- **DATASET RECORDS**:
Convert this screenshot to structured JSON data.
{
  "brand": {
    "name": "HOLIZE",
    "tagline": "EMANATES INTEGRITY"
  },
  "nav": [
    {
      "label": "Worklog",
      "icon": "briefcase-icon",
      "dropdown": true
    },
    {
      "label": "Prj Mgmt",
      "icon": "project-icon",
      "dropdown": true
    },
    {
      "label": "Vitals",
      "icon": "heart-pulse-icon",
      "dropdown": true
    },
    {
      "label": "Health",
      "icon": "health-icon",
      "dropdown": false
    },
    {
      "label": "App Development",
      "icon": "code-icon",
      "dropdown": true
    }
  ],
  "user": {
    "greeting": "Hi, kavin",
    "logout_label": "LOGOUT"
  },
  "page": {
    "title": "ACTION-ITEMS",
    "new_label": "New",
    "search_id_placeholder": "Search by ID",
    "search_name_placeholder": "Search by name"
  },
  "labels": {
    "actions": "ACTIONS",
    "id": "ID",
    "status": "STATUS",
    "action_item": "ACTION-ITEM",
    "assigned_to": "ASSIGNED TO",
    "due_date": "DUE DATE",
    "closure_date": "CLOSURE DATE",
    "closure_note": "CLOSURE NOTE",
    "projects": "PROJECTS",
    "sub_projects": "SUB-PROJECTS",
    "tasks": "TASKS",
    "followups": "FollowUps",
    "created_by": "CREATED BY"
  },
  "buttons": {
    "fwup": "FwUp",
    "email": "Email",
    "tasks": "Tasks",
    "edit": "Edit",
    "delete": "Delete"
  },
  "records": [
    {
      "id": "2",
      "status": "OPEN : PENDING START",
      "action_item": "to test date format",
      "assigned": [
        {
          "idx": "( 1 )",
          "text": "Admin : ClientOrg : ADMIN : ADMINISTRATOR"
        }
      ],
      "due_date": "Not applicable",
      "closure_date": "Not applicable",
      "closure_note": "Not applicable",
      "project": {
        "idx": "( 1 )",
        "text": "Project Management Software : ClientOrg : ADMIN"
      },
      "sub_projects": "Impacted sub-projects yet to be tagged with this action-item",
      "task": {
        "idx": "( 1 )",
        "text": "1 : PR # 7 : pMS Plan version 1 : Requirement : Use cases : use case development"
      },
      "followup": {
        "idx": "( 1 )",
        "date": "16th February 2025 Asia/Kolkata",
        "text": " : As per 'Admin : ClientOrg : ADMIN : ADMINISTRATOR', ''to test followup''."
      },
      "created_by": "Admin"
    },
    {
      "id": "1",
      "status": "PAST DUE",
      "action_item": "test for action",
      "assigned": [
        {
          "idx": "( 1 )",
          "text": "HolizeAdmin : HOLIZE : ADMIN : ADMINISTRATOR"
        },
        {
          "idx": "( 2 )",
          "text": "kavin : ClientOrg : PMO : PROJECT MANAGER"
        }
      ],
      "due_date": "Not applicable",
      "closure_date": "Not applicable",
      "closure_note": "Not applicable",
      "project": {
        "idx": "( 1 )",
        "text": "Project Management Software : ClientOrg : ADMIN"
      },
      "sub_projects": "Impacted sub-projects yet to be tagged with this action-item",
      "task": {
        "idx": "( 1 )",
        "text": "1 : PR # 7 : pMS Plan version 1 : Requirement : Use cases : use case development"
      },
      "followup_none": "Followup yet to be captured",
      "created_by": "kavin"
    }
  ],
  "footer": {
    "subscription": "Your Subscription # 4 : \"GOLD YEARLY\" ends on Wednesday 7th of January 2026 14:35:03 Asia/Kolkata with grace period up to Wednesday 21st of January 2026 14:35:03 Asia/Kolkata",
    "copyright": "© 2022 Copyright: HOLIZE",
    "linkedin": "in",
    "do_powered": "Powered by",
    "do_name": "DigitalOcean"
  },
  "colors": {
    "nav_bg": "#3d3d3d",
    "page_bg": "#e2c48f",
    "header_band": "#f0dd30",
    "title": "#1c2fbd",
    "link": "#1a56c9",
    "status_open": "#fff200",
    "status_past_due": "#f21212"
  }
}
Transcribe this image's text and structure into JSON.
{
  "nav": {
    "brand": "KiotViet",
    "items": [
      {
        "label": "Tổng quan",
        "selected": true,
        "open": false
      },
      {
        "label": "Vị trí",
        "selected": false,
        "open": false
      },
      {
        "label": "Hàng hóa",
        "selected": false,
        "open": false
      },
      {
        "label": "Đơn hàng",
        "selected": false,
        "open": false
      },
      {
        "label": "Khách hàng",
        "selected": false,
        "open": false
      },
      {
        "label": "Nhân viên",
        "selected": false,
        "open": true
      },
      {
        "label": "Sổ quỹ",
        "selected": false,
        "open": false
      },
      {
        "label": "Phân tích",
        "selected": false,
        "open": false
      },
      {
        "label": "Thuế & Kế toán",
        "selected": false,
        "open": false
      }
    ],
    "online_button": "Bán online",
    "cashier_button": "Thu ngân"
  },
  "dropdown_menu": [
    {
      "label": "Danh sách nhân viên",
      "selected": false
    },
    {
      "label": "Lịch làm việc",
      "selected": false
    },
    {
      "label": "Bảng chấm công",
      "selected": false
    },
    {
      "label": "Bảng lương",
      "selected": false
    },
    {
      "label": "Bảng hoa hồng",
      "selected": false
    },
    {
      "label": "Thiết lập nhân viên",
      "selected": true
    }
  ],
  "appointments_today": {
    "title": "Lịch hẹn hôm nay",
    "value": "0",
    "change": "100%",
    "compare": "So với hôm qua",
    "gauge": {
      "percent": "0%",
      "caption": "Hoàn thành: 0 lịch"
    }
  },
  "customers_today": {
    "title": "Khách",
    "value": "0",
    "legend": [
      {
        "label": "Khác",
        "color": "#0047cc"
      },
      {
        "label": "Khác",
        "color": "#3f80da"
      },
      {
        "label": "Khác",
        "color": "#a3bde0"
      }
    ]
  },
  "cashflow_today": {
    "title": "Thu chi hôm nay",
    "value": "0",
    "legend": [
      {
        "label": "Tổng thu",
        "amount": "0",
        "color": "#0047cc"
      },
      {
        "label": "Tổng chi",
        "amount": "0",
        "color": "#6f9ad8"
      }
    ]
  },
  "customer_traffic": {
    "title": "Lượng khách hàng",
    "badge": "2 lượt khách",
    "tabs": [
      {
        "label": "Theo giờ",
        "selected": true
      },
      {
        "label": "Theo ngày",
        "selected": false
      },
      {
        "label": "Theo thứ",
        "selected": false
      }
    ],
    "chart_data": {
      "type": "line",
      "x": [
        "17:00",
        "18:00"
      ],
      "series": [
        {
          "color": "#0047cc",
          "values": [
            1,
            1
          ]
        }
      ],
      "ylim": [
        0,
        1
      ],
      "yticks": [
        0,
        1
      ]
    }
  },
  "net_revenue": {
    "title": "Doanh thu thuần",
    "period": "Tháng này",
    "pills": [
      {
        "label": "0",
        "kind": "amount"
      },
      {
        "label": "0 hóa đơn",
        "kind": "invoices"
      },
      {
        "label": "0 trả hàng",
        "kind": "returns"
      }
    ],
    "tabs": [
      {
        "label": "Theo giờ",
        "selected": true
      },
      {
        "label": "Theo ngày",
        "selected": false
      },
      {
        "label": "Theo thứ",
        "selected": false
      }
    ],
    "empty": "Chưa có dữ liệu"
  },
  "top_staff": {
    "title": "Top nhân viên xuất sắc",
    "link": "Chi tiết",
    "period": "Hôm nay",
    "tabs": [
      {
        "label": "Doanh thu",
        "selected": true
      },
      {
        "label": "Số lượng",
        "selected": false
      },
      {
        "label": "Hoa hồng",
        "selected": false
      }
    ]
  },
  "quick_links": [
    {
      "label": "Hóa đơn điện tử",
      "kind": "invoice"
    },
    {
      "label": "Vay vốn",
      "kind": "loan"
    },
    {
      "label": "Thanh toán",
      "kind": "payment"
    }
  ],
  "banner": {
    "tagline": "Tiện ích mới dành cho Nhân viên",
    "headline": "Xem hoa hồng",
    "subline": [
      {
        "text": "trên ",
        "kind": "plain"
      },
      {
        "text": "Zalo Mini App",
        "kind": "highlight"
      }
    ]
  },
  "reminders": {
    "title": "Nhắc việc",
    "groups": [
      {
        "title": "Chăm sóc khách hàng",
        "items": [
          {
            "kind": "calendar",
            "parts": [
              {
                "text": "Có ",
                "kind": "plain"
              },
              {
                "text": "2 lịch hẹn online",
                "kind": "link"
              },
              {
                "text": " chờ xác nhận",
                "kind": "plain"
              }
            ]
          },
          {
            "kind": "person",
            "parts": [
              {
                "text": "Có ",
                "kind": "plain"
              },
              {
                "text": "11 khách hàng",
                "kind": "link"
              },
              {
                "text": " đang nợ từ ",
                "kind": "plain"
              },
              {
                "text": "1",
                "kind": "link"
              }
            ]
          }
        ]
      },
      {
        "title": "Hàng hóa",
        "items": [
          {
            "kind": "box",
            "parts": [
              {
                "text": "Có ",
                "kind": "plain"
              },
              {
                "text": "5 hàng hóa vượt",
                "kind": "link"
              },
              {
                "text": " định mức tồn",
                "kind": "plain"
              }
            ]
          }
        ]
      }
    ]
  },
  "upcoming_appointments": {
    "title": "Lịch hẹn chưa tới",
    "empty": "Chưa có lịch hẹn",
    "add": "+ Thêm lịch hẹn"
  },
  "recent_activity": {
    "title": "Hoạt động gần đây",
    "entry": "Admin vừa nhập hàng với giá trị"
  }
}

- **DIRECTIVE**: Scan the listing above and copy all lines containing the word "Kolkata".

- **FINAL RESULT**:
        "date": "16th February 2025 Asia/Kolkata",
    "subscription": "Your Subscription # 4 : \"GOLD YEARLY\" ends on Wednesday 7th of January 2026 14:35:03 Asia/Kolkata with grace period up to Wednesday 21st of January 2026 14:35:03 Asia/Kolkata",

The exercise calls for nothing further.